• [Given data]:
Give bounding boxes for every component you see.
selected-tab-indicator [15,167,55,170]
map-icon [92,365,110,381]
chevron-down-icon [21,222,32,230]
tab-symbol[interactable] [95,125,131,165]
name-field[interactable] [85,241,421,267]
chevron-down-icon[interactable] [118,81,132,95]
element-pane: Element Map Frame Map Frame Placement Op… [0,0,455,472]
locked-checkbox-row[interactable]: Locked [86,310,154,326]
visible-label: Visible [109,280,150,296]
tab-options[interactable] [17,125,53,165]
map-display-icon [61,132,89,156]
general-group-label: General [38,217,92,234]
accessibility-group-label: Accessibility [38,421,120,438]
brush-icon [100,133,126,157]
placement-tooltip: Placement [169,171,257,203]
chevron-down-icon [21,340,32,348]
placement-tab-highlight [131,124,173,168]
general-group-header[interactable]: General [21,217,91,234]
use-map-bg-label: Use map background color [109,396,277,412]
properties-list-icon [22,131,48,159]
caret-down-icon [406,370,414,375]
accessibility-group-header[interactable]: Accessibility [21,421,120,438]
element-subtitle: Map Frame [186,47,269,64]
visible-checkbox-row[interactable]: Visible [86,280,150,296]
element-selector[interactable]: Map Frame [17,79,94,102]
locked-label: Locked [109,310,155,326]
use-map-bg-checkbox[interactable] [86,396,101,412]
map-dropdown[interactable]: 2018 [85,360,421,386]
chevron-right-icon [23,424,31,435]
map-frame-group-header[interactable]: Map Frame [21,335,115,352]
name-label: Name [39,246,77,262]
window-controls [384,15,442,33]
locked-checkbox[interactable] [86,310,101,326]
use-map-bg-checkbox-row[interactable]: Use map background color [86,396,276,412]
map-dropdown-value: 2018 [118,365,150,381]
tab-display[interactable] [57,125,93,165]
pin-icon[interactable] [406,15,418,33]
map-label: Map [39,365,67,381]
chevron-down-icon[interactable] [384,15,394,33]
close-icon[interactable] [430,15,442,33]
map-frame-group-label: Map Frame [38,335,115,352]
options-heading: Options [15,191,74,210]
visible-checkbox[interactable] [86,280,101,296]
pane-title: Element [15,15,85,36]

• [Task directions]: List each line of the records above that contains the string "checkbox". Case counts.

• [Task answer]:
locked-checkbox-row[interactable]: Locked [86,310,154,326]
visible-checkbox-row[interactable]: Visible [86,280,150,296]
use-map-bg-checkbox[interactable] [86,396,101,412]
locked-checkbox[interactable] [86,310,101,326]
use-map-bg-checkbox-row[interactable]: Use map background color [86,396,276,412]
visible-checkbox[interactable] [86,280,101,296]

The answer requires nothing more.